Rows =>
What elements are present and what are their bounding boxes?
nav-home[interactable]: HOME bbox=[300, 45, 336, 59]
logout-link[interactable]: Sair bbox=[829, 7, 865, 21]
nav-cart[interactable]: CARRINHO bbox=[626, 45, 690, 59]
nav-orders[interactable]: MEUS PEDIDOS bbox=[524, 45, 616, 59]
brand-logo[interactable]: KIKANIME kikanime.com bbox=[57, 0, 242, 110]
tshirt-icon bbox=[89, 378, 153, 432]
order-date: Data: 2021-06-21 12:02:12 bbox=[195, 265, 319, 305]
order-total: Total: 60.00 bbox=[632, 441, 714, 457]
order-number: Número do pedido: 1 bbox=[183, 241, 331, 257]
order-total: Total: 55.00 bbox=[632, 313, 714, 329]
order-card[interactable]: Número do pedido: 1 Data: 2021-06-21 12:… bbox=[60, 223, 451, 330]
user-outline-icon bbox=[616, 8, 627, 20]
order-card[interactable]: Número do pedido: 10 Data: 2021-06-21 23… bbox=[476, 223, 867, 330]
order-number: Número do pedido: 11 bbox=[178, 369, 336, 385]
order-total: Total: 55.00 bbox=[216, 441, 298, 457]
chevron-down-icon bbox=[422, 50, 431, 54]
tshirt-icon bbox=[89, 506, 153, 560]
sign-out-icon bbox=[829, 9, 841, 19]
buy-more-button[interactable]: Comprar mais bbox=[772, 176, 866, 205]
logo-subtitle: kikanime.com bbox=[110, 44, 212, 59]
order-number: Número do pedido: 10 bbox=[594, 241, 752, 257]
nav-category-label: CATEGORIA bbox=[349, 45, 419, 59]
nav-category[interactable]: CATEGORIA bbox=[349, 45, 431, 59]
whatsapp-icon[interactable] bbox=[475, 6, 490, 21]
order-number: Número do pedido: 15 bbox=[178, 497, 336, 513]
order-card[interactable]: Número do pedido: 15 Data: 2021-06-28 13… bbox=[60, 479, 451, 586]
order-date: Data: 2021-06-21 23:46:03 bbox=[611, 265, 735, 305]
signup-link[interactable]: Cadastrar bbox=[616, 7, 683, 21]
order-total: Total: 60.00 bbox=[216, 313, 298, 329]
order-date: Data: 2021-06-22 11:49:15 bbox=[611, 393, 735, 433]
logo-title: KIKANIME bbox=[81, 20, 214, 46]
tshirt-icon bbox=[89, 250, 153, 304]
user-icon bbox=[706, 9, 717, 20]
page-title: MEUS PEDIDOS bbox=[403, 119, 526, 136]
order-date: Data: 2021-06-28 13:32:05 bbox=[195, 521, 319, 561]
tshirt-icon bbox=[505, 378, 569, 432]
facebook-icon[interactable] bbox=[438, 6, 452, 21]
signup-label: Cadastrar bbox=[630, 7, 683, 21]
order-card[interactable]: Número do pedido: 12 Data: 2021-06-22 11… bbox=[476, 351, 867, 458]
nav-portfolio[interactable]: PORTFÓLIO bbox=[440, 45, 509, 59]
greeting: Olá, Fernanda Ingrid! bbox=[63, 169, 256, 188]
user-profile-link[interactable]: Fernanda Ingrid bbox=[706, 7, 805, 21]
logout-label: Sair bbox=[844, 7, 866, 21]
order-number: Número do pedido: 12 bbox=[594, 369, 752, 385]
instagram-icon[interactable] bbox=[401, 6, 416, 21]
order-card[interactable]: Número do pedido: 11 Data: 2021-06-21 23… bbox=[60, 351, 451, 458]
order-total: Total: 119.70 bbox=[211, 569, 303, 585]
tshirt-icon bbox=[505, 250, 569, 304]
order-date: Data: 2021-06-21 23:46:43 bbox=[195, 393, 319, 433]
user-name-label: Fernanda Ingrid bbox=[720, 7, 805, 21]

==

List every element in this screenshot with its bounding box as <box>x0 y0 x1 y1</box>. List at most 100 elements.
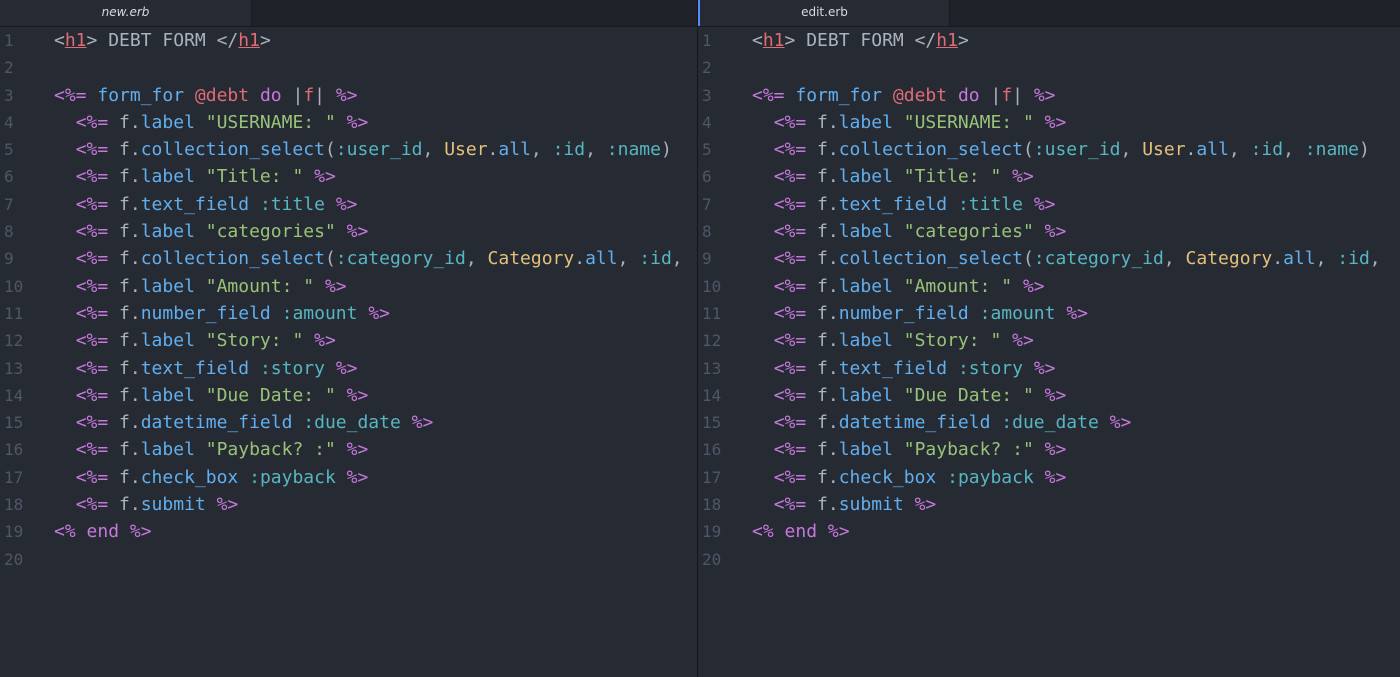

Problem to work on => Please report how many lines in the listing contain the string "PEDIDOS", counting only matches with the same capitalization. Reply with the number alone.

Solution below => 2